▶ **Provided data**
|---|

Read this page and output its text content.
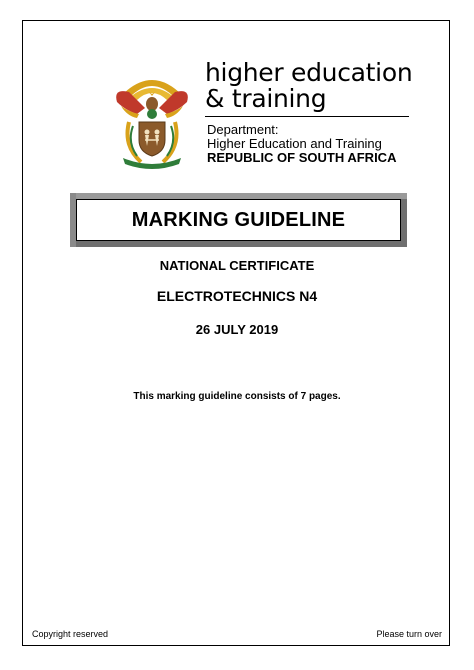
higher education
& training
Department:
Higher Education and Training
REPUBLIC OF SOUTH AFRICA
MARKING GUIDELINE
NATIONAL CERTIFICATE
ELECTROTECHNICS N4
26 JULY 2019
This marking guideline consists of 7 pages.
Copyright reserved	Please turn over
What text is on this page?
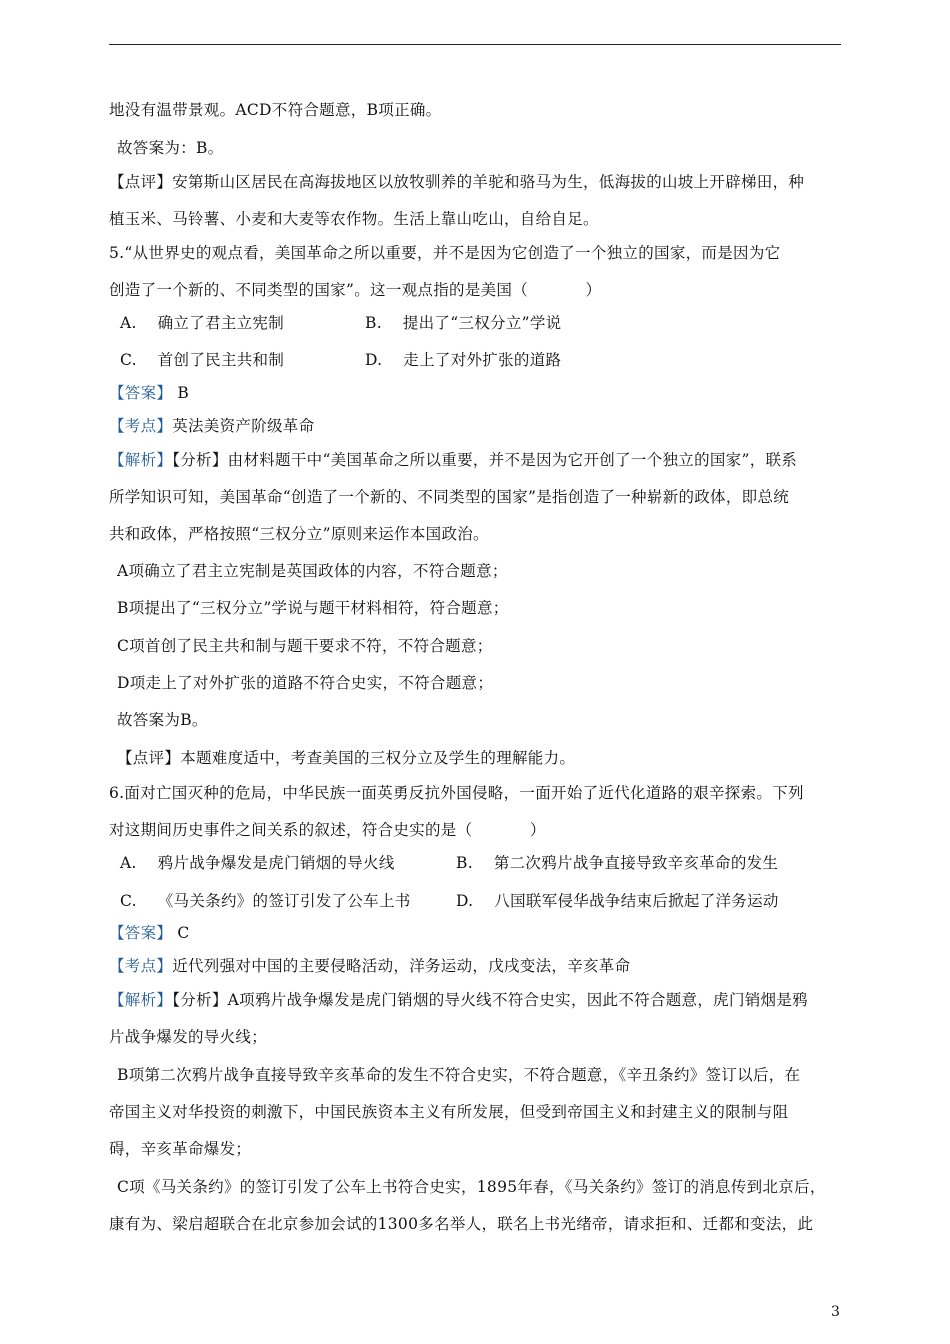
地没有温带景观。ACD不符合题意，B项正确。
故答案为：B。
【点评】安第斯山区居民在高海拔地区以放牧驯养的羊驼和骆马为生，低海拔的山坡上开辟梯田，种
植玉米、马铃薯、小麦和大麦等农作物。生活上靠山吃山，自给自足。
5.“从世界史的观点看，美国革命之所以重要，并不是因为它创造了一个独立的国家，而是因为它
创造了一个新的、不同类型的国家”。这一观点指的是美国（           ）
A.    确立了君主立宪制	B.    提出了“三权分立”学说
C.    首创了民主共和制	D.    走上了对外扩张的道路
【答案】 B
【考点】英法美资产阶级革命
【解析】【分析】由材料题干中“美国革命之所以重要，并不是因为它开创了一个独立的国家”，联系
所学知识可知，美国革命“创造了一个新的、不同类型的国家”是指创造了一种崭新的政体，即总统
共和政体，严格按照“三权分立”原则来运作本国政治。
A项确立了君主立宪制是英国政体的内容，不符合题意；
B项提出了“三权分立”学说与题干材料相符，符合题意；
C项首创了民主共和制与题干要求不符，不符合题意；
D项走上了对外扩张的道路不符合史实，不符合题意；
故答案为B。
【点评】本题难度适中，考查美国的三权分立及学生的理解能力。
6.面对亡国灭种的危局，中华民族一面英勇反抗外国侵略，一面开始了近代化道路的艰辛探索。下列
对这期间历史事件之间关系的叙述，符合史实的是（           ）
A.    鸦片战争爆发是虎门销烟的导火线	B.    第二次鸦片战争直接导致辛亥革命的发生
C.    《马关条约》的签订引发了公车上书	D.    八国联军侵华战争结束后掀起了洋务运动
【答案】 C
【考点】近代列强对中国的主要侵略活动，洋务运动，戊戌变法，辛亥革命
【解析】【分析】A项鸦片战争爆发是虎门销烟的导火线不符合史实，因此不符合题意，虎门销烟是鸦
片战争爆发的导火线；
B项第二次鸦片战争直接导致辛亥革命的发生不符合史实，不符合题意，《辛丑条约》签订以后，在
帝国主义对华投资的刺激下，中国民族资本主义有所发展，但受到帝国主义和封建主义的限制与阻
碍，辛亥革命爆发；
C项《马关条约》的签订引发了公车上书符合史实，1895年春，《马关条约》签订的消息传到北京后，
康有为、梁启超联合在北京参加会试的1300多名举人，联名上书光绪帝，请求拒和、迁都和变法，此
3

|---|

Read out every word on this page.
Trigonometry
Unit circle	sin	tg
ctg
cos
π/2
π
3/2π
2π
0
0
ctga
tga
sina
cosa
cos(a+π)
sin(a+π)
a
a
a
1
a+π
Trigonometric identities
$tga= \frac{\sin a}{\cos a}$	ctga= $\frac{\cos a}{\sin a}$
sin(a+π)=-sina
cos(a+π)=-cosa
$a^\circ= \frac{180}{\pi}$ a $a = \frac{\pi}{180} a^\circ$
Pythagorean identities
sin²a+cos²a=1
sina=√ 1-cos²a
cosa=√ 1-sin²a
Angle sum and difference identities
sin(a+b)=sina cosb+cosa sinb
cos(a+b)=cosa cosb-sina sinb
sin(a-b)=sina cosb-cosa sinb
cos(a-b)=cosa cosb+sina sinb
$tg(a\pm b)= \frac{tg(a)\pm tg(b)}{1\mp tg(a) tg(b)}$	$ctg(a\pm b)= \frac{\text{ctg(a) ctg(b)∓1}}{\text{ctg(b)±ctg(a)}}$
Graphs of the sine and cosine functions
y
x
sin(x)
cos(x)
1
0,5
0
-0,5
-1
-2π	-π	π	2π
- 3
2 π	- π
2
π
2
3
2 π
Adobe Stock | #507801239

|---|

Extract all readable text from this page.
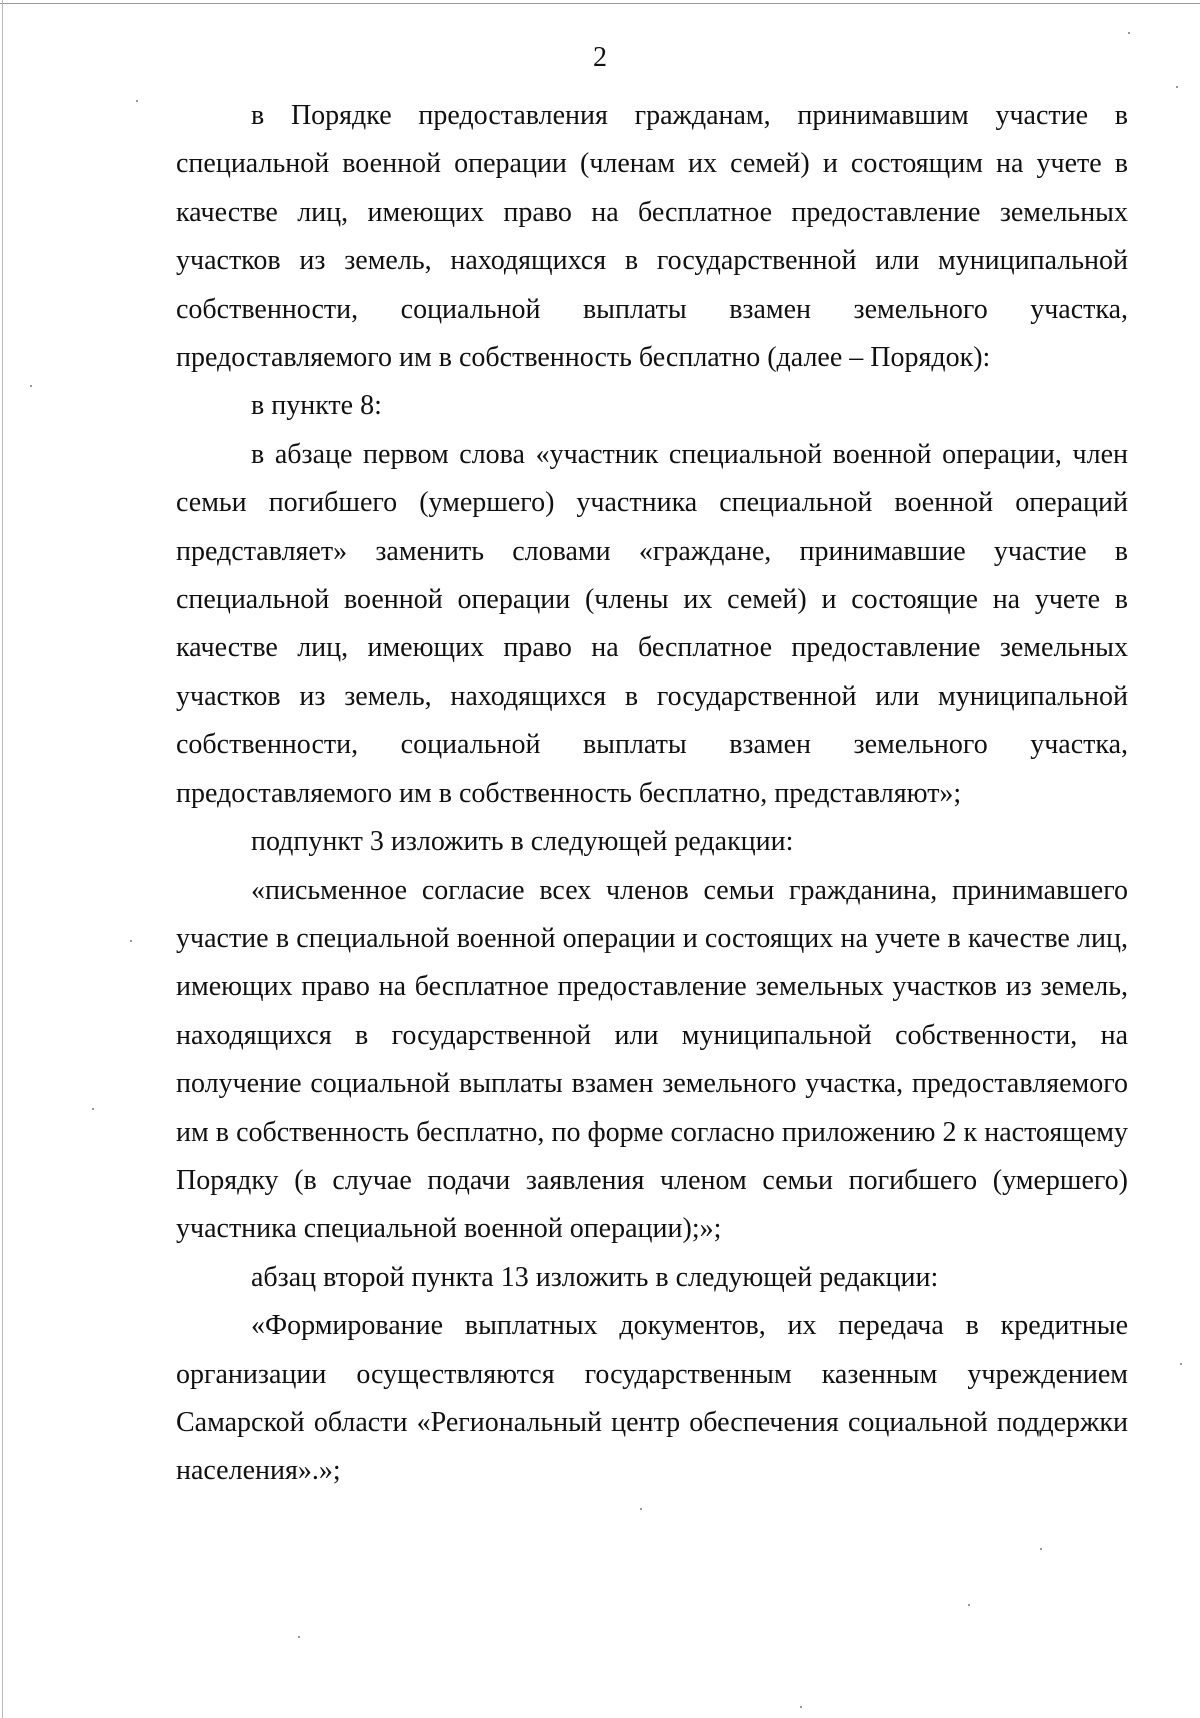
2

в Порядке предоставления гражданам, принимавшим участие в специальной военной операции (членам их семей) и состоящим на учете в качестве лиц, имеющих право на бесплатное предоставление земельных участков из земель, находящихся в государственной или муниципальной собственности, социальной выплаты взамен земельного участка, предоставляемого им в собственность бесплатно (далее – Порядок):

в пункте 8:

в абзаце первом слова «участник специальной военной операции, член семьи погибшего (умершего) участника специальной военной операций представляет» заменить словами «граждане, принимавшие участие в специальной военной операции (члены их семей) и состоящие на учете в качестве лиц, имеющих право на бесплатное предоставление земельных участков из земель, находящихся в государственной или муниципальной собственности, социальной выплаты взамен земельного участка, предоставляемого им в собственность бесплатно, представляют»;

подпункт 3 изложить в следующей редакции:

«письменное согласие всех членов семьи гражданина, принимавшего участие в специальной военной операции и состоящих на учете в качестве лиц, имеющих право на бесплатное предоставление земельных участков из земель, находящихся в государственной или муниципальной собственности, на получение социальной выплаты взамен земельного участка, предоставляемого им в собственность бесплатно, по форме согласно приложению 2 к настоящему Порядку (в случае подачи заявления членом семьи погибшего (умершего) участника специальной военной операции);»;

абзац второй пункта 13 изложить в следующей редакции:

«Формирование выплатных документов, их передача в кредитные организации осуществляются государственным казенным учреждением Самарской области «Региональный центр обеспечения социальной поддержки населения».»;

|---|

▶ **Set exercise**
Read through the lines above and collect those that contain the string "умершего".

▶ **The solution**
в абзаце первом слова «участник специальной военной операции, член семьи погибшего (умершего) участника специальной военной операций представляет» заменить словами «граждане, принимавшие участие в специальной военной операции (члены их семей) и состоящие на учете в качестве лиц, имеющих право на бесплатное предоставление земельных участков из земель, находящихся в государственной или муниципальной собственности, социальной выплаты взамен земельного участка, предоставляемого им в собственность бесплатно, представляют»;
«письменное согласие всех членов семьи гражданина, принимавшего участие в специальной военной операции и состоящих на учете в качестве лиц, имеющих право на бесплатное предоставление земельных участков из земель, находящихся в государственной или муниципальной собственности, на получение социальной выплаты взамен земельного участка, предоставляемого им в собственность бесплатно, по форме согласно приложению 2 к настоящему Порядку (в случае подачи заявления членом семьи погибшего (умершего) участника специальной военной операции);»;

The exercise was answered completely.